- The task -
Quote only the lines from the one containing "Extract all readable text from this page." through the final line, both included, and omit the pictures.

- Data to process -
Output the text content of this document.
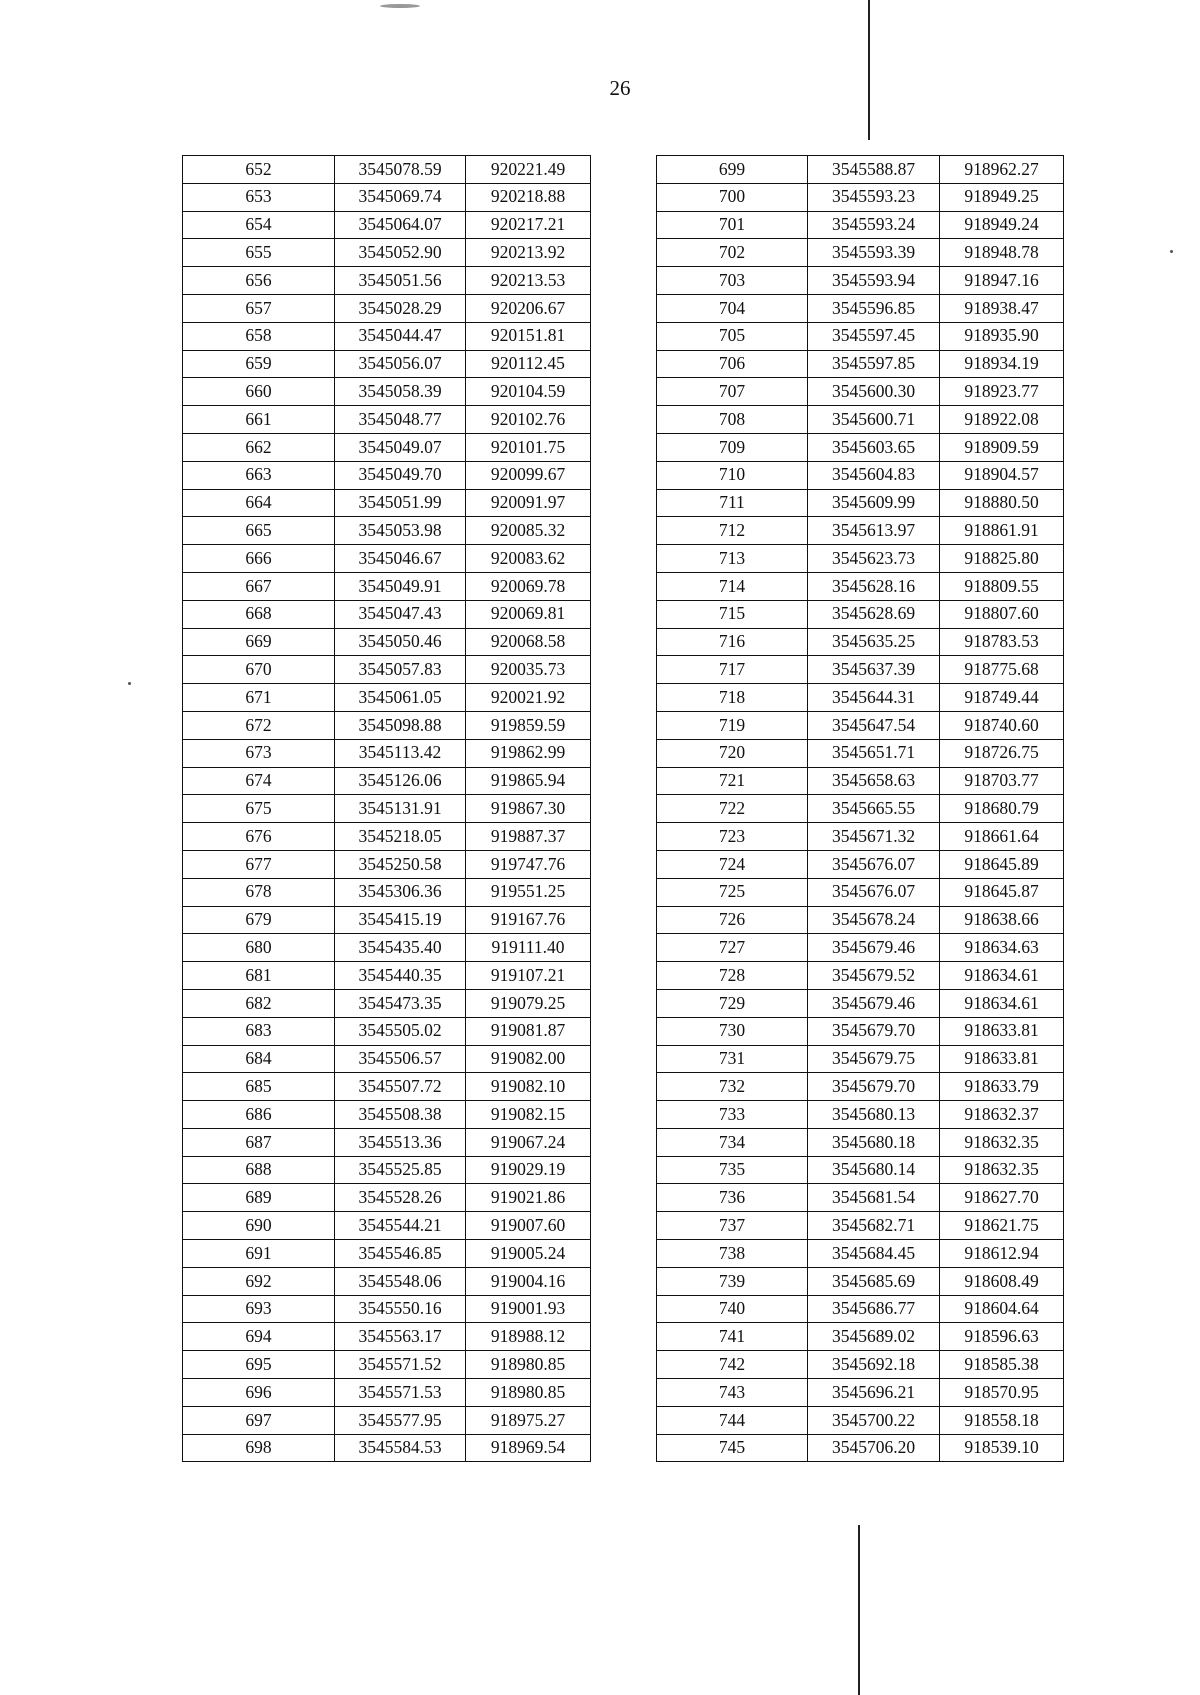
26
652	3545078.59	920221.49
653	3545069.74	920218.88
654	3545064.07	920217.21
655	3545052.90	920213.92
656	3545051.56	920213.53
657	3545028.29	920206.67
658	3545044.47	920151.81
659	3545056.07	920112.45
660	3545058.39	920104.59
661	3545048.77	920102.76
662	3545049.07	920101.75
663	3545049.70	920099.67
664	3545051.99	920091.97
665	3545053.98	920085.32
666	3545046.67	920083.62
667	3545049.91	920069.78
668	3545047.43	920069.81
669	3545050.46	920068.58
670	3545057.83	920035.73
671	3545061.05	920021.92
672	3545098.88	919859.59
673	3545113.42	919862.99
674	3545126.06	919865.94
675	3545131.91	919867.30
676	3545218.05	919887.37
677	3545250.58	919747.76
678	3545306.36	919551.25
679	3545415.19	919167.76
680	3545435.40	919111.40
681	3545440.35	919107.21
682	3545473.35	919079.25
683	3545505.02	919081.87
684	3545506.57	919082.00
685	3545507.72	919082.10
686	3545508.38	919082.15
687	3545513.36	919067.24
688	3545525.85	919029.19
689	3545528.26	919021.86
690	3545544.21	919007.60
691	3545546.85	919005.24
692	3545548.06	919004.16
693	3545550.16	919001.93
694	3545563.17	918988.12
695	3545571.52	918980.85
696	3545571.53	918980.85
697	3545577.95	918975.27
698	3545584.53	918969.54
699	3545588.87	918962.27
700	3545593.23	918949.25
701	3545593.24	918949.24
702	3545593.39	918948.78
703	3545593.94	918947.16
704	3545596.85	918938.47
705	3545597.45	918935.90
706	3545597.85	918934.19
707	3545600.30	918923.77
708	3545600.71	918922.08
709	3545603.65	918909.59
710	3545604.83	918904.57
711	3545609.99	918880.50
712	3545613.97	918861.91
713	3545623.73	918825.80
714	3545628.16	918809.55
715	3545628.69	918807.60
716	3545635.25	918783.53
717	3545637.39	918775.68
718	3545644.31	918749.44
719	3545647.54	918740.60
720	3545651.71	918726.75
721	3545658.63	918703.77
722	3545665.55	918680.79
723	3545671.32	918661.64
724	3545676.07	918645.89
725	3545676.07	918645.87
726	3545678.24	918638.66
727	3545679.46	918634.63
728	3545679.52	918634.61
729	3545679.46	918634.61
730	3545679.70	918633.81
731	3545679.75	918633.81
732	3545679.70	918633.79
733	3545680.13	918632.37
734	3545680.18	918632.35
735	3545680.14	918632.35
736	3545681.54	918627.70
737	3545682.71	918621.75
738	3545684.45	918612.94
739	3545685.69	918608.49
740	3545686.77	918604.64
741	3545689.02	918596.63
742	3545692.18	918585.38
743	3545696.21	918570.95
744	3545700.22	918558.18
745	3545706.20	918539.10
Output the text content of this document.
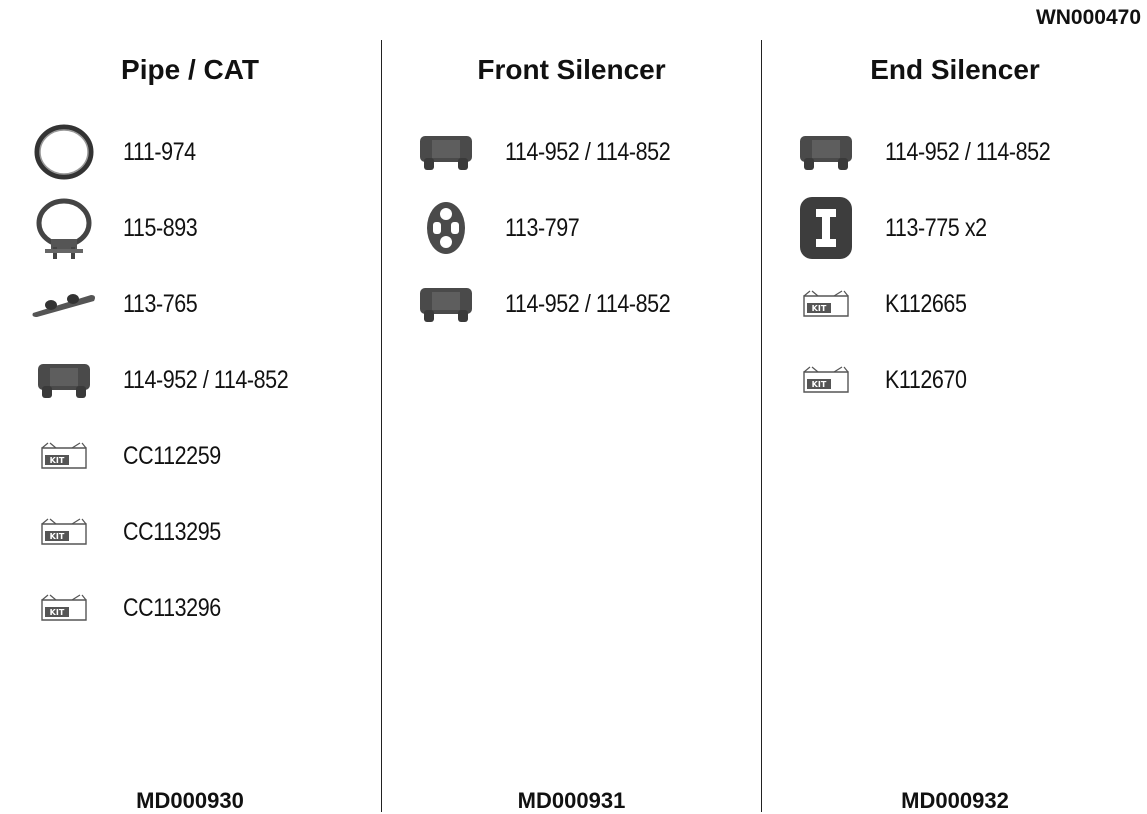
WN000470
Pipe / CAT
111-974
115-893
113-765
114-952 / 114-852
KIT CC112259
KIT CC113295
KIT CC113296
MD000930
Front Silencer
114-952 / 114-852
113-797
114-952 / 114-852
MD000931
End Silencer
114-952 / 114-852
113-775 x2
KIT K112665
KIT K112670
MD000932
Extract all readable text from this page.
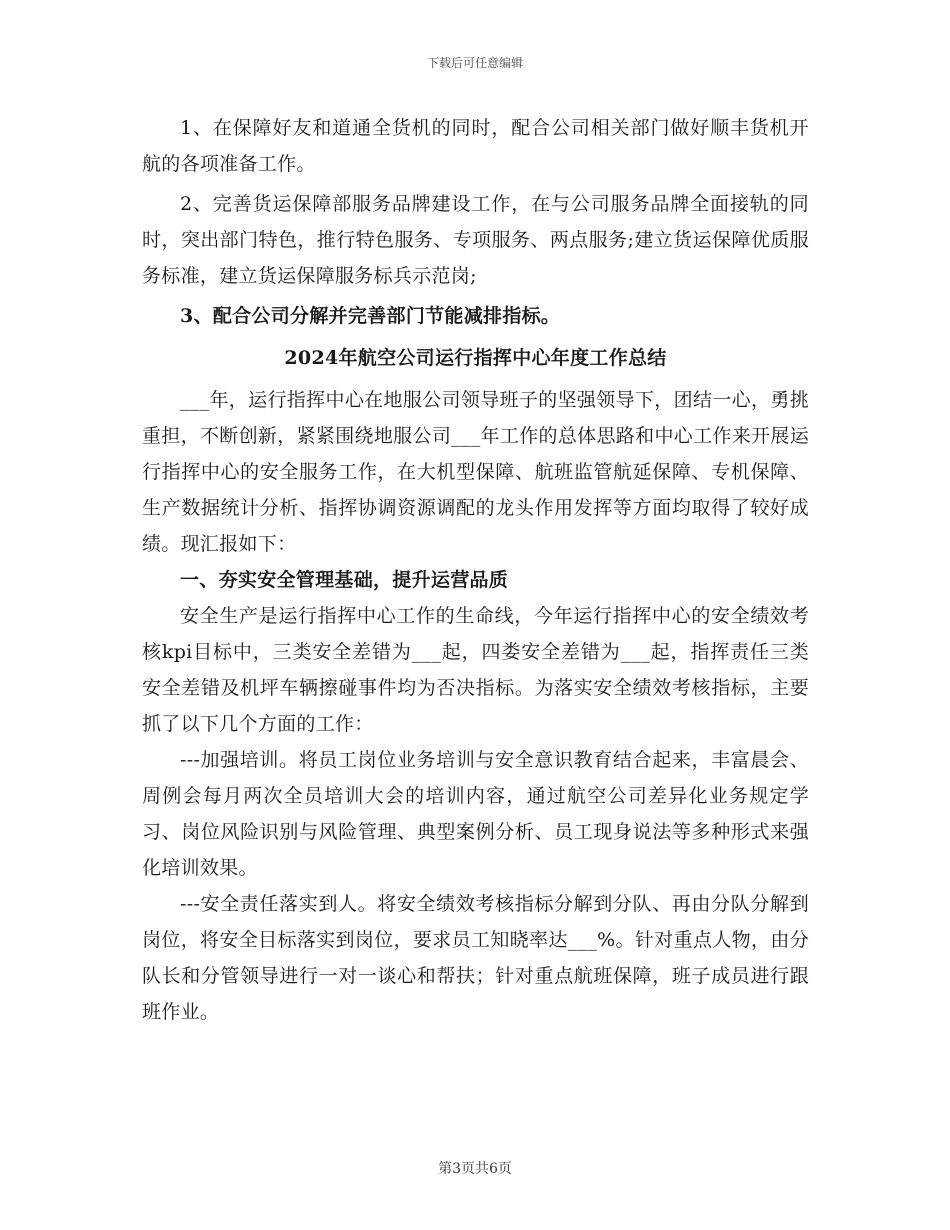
下载后可任意编辑

1、在保障好友和道通全货机的同时，配合公司相关部门做好顺丰货机开航的各项准备工作。

2、完善货运保障部服务品牌建设工作，在与公司服务品牌全面接轨的同时，突出部门特色，推行特色服务、专项服务、两点服务;建立货运保障优质服务标准，建立货运保障服务标兵示范岗;

3、配合公司分解并完善部门节能减排指标。

2024年航空公司运行指挥中心年度工作总结

___年，运行指挥中心在地服公司领导班子的坚强领导下，团结一心，勇挑重担，不断创新，紧紧围绕地服公司___年工作的总体思路和中心工作来开展运行指挥中心的安全服务工作，在大机型保障、航班监管航延保障、专机保障、生产数据统计分析、指挥协调资源调配的龙头作用发挥等方面均取得了较好成绩。现汇报如下：

一、夯实安全管理基础，提升运营品质

安全生产是运行指挥中心工作的生命线，今年运行指挥中心的安全绩效考核kpi目标中，三类安全差错为___起，四娄安全差错为___起，指挥责任三类安全差错及机坪车辆擦碰事件均为否决指标。为落实安全绩效考核指标，主要抓了以下几个方面的工作：

---加强培训。将员工岗位业务培训与安全意识教育结合起来，丰富晨会、周例会每月两次全员培训大会的培训内容，通过航空公司差异化业务规定学习、岗位风险识别与风险管理、典型案例分析、员工现身说法等多种形式来强化培训效果。

---安全责任落实到人。将安全绩效考核指标分解到分队、再由分队分解到岗位，将安全目标落实到岗位，要求员工知晓率达___%。针对重点人物，由分队长和分管领导进行一对一谈心和帮扶；针对重点航班保障，班子成员进行跟班作业。

第3页共6页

- Reply to the exercise -
Extract all readable text from this page.
下载后可任意编辑

1、在保障好友和道通全货机的同时，配合公司相关部门做好顺丰货机开航的各项准备工作。

2、完善货运保障部服务品牌建设工作，在与公司服务品牌全面接轨的同时，突出部门特色，推行特色服务、专项服务、两点服务;建立货运保障优质服务标准，建立货运保障服务标兵示范岗;

3、配合公司分解并完善部门节能减排指标。

2024年航空公司运行指挥中心年度工作总结

___年，运行指挥中心在地服公司领导班子的坚强领导下，团结一心，勇挑重担，不断创新，紧紧围绕地服公司___年工作的总体思路和中心工作来开展运行指挥中心的安全服务工作，在大机型保障、航班监管航延保障、专机保障、生产数据统计分析、指挥协调资源调配的龙头作用发挥等方面均取得了较好成绩。现汇报如下：

一、夯实安全管理基础，提升运营品质

安全生产是运行指挥中心工作的生命线，今年运行指挥中心的安全绩效考核kpi目标中，三类安全差错为___起，四娄安全差错为___起，指挥责任三类安全差错及机坪车辆擦碰事件均为否决指标。为落实安全绩效考核指标，主要抓了以下几个方面的工作：

---加强培训。将员工岗位业务培训与安全意识教育结合起来，丰富晨会、周例会每月两次全员培训大会的培训内容，通过航空公司差异化业务规定学习、岗位风险识别与风险管理、典型案例分析、员工现身说法等多种形式来强化培训效果。

---安全责任落实到人。将安全绩效考核指标分解到分队、再由分队分解到岗位，将安全目标落实到岗位，要求员工知晓率达___%。针对重点人物，由分队长和分管领导进行一对一谈心和帮扶；针对重点航班保障，班子成员进行跟班作业。

第3页共6页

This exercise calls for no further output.